| Extracted information |
Begin
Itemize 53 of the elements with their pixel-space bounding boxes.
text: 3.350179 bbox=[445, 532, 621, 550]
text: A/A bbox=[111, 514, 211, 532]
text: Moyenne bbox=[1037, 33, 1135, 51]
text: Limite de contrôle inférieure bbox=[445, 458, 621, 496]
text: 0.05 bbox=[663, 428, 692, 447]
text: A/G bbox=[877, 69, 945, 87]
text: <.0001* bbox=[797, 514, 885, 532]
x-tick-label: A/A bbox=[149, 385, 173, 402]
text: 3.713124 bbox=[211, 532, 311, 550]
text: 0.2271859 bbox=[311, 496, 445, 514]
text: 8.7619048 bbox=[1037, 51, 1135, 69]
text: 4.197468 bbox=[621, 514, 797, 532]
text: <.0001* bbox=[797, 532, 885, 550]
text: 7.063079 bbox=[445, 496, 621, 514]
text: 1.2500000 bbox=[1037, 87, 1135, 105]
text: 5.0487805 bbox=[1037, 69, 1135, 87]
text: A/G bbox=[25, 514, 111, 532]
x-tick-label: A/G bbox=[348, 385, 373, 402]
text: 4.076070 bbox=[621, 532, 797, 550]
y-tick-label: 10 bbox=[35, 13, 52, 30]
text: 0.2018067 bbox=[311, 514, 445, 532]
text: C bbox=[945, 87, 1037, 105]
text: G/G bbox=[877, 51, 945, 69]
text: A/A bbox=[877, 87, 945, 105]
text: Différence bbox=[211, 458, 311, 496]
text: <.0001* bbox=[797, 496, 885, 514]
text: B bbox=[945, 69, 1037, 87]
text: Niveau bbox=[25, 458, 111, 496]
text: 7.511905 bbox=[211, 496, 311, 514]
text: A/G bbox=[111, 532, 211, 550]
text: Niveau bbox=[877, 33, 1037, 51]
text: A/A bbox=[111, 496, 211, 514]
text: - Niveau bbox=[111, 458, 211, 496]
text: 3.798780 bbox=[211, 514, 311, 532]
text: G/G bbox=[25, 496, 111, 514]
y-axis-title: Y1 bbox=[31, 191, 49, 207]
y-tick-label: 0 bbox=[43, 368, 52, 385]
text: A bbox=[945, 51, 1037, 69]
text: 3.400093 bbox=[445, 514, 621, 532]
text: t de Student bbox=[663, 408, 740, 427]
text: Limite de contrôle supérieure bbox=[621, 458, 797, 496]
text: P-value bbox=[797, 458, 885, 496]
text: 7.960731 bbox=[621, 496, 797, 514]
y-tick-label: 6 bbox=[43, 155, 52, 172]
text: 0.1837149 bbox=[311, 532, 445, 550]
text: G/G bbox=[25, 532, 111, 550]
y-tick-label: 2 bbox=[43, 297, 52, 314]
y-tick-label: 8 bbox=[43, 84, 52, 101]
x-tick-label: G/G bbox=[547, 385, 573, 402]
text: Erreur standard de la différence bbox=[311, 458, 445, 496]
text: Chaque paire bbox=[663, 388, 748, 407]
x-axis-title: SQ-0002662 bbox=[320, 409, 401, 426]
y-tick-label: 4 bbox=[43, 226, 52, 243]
End
Write out every line of the data above verbatim, in the same order and with nothing changed or left out.

Itemize 53 of the elements with their pixel-space bounding boxes.
text: 3.350179 bbox=[445, 532, 621, 550]
text: A/A bbox=[111, 514, 211, 532]
text: Moyenne bbox=[1037, 33, 1135, 51]
text: Limite de contrôle inférieure bbox=[445, 458, 621, 496]
text: 0.05 bbox=[663, 428, 692, 447]
text: A/G bbox=[877, 69, 945, 87]
text: <.0001* bbox=[797, 514, 885, 532]
x-tick-label: A/A bbox=[149, 385, 173, 402]
text: 3.713124 bbox=[211, 532, 311, 550]
text: 0.2271859 bbox=[311, 496, 445, 514]
text: 8.7619048 bbox=[1037, 51, 1135, 69]
text: 4.197468 bbox=[621, 514, 797, 532]
text: <.0001* bbox=[797, 532, 885, 550]
text: 7.063079 bbox=[445, 496, 621, 514]
text: 1.2500000 bbox=[1037, 87, 1135, 105]
text: 5.0487805 bbox=[1037, 69, 1135, 87]
text: A/G bbox=[25, 514, 111, 532]
x-tick-label: A/G bbox=[348, 385, 373, 402]
text: 4.076070 bbox=[621, 532, 797, 550]
y-tick-label: 10 bbox=[35, 13, 52, 30]
text: 0.2018067 bbox=[311, 514, 445, 532]
text: C bbox=[945, 87, 1037, 105]
text: G/G bbox=[877, 51, 945, 69]
text: A/A bbox=[877, 87, 945, 105]
text: Différence bbox=[211, 458, 311, 496]
text: <.0001* bbox=[797, 496, 885, 514]
text: B bbox=[945, 69, 1037, 87]
text: Niveau bbox=[25, 458, 111, 496]
text: 7.511905 bbox=[211, 496, 311, 514]
text: A/G bbox=[111, 532, 211, 550]
text: Niveau bbox=[877, 33, 1037, 51]
text: A/A bbox=[111, 496, 211, 514]
text: - Niveau bbox=[111, 458, 211, 496]
text: 3.798780 bbox=[211, 514, 311, 532]
text: G/G bbox=[25, 496, 111, 514]
y-axis-title: Y1 bbox=[31, 191, 49, 207]
y-tick-label: 0 bbox=[43, 368, 52, 385]
text: A bbox=[945, 51, 1037, 69]
text: 3.400093 bbox=[445, 514, 621, 532]
text: t de Student bbox=[663, 408, 740, 427]
text: Limite de contrôle supérieure bbox=[621, 458, 797, 496]
text: P-value bbox=[797, 458, 885, 496]
text: 7.960731 bbox=[621, 496, 797, 514]
y-tick-label: 6 bbox=[43, 155, 52, 172]
text: 0.1837149 bbox=[311, 532, 445, 550]
text: G/G bbox=[25, 532, 111, 550]
y-tick-label: 2 bbox=[43, 297, 52, 314]
y-tick-label: 8 bbox=[43, 84, 52, 101]
x-tick-label: G/G bbox=[547, 385, 573, 402]
text: Erreur standard de la différence bbox=[311, 458, 445, 496]
text: Chaque paire bbox=[663, 388, 748, 407]
x-axis-title: SQ-0002662 bbox=[320, 409, 401, 426]
y-tick-label: 4 bbox=[43, 226, 52, 243]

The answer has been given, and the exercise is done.